* begin *
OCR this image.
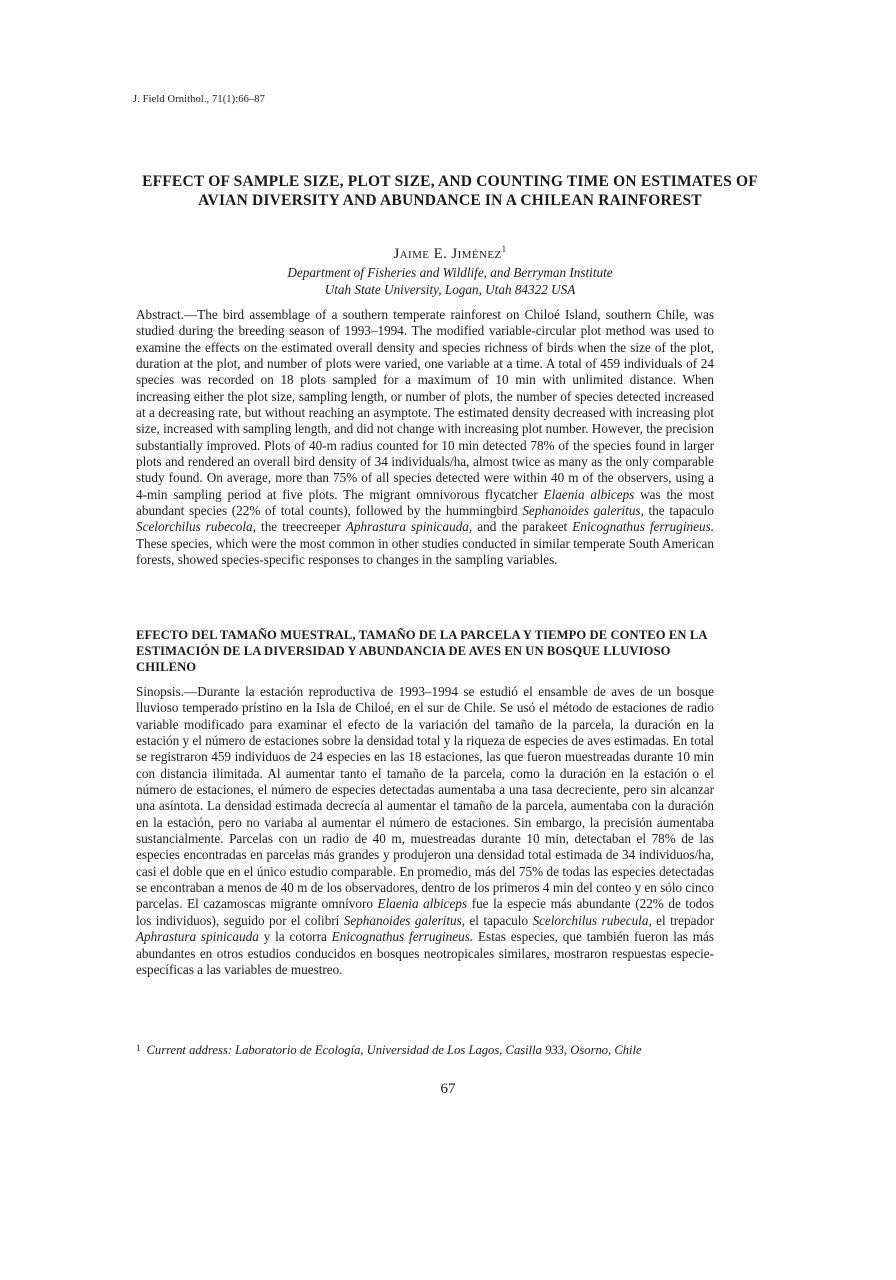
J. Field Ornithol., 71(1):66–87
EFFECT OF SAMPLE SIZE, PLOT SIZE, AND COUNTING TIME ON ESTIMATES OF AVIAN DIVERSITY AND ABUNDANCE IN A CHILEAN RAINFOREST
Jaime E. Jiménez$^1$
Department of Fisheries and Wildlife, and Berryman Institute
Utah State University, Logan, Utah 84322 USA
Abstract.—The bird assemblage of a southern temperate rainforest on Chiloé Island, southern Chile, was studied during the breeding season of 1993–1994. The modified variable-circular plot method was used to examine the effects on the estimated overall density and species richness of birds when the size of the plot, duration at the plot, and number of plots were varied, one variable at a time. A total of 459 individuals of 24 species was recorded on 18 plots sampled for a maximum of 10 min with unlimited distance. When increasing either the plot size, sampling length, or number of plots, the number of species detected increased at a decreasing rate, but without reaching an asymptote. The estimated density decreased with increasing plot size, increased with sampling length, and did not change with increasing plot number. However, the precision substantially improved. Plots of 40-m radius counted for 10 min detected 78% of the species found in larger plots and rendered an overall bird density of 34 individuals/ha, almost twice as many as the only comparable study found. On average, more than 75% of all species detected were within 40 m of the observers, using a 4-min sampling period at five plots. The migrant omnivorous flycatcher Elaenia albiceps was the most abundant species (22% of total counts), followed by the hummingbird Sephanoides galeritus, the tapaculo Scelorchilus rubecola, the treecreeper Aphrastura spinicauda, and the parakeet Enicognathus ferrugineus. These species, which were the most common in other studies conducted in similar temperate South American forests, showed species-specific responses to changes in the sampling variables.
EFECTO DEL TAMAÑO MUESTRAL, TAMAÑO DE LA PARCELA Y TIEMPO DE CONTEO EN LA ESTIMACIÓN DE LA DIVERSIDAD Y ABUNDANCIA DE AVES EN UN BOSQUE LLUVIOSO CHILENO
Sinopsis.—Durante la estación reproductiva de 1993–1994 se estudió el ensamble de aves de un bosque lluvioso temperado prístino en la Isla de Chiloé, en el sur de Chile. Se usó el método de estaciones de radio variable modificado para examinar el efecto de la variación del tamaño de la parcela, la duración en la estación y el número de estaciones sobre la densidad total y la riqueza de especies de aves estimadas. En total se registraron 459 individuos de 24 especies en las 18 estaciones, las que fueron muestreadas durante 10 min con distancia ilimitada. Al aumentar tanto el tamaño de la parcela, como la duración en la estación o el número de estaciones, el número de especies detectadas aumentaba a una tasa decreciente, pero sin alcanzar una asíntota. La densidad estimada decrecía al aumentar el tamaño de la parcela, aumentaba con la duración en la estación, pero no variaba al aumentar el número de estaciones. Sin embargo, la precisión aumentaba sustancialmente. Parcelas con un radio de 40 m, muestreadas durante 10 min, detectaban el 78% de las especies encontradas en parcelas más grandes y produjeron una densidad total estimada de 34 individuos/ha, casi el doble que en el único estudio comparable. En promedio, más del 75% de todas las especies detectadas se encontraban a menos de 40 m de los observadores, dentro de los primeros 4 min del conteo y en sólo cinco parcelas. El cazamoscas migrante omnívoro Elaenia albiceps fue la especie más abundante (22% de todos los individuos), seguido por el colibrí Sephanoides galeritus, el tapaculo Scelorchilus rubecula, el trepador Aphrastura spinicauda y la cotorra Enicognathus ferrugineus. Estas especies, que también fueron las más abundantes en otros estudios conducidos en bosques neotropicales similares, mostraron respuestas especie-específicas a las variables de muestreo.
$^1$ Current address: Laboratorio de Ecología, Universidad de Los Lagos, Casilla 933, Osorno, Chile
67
* end *
→ **Direction**
Exact duplication of all the records is required; pictures are omitted from the copy.

→ **Response to this task**
OCR this image.
J. Field Ornithol., 71(1):66–87
EFFECT OF SAMPLE SIZE, PLOT SIZE, AND COUNTING TIME ON ESTIMATES OF AVIAN DIVERSITY AND ABUNDANCE IN A CHILEAN RAINFOREST
Jaime E. Jiménez$^1$
Department of Fisheries and Wildlife, and Berryman Institute
Utah State University, Logan, Utah 84322 USA
Abstract.—The bird assemblage of a southern temperate rainforest on Chiloé Island, southern Chile, was studied during the breeding season of 1993–1994. The modified variable-circular plot method was used to examine the effects on the estimated overall density and species richness of birds when the size of the plot, duration at the plot, and number of plots were varied, one variable at a time. A total of 459 individuals of 24 species was recorded on 18 plots sampled for a maximum of 10 min with unlimited distance. When increasing either the plot size, sampling length, or number of plots, the number of species detected increased at a decreasing rate, but without reaching an asymptote. The estimated density decreased with increasing plot size, increased with sampling length, and did not change with increasing plot number. However, the precision substantially improved. Plots of 40-m radius counted for 10 min detected 78% of the species found in larger plots and rendered an overall bird density of 34 individuals/ha, almost twice as many as the only comparable study found. On average, more than 75% of all species detected were within 40 m of the observers, using a 4-min sampling period at five plots. The migrant omnivorous flycatcher Elaenia albiceps was the most abundant species (22% of total counts), followed by the hummingbird Sephanoides galeritus, the tapaculo Scelorchilus rubecola, the treecreeper Aphrastura spinicauda, and the parakeet Enicognathus ferrugineus. These species, which were the most common in other studies conducted in similar temperate South American forests, showed species-specific responses to changes in the sampling variables.
EFECTO DEL TAMAÑO MUESTRAL, TAMAÑO DE LA PARCELA Y TIEMPO DE CONTEO EN LA ESTIMACIÓN DE LA DIVERSIDAD Y ABUNDANCIA DE AVES EN UN BOSQUE LLUVIOSO CHILENO
Sinopsis.—Durante la estación reproductiva de 1993–1994 se estudió el ensamble de aves de un bosque lluvioso temperado prístino en la Isla de Chiloé, en el sur de Chile. Se usó el método de estaciones de radio variable modificado para examinar el efecto de la variación del tamaño de la parcela, la duración en la estación y el número de estaciones sobre la densidad total y la riqueza de especies de aves estimadas. En total se registraron 459 individuos de 24 especies en las 18 estaciones, las que fueron muestreadas durante 10 min con distancia ilimitada. Al aumentar tanto el tamaño de la parcela, como la duración en la estación o el número de estaciones, el número de especies detectadas aumentaba a una tasa decreciente, pero sin alcanzar una asíntota. La densidad estimada decrecía al aumentar el tamaño de la parcela, aumentaba con la duración en la estación, pero no variaba al aumentar el número de estaciones. Sin embargo, la precisión aumentaba sustancialmente. Parcelas con un radio de 40 m, muestreadas durante 10 min, detectaban el 78% de las especies encontradas en parcelas más grandes y produjeron una densidad total estimada de 34 individuos/ha, casi el doble que en el único estudio comparable. En promedio, más del 75% de todas las especies detectadas se encontraban a menos de 40 m de los observadores, dentro de los primeros 4 min del conteo y en sólo cinco parcelas. El cazamoscas migrante omnívoro Elaenia albiceps fue la especie más abundante (22% de todos los individuos), seguido por el colibrí Sephanoides galeritus, el tapaculo Scelorchilus rubecula, el trepador Aphrastura spinicauda y la cotorra Enicognathus ferrugineus. Estas especies, que también fueron las más abundantes en otros estudios conducidos en bosques neotropicales similares, mostraron respuestas especie-específicas a las variables de muestreo.
$^1$ Current address: Laboratorio de Ecología, Universidad de Los Lagos, Casilla 933, Osorno, Chile
67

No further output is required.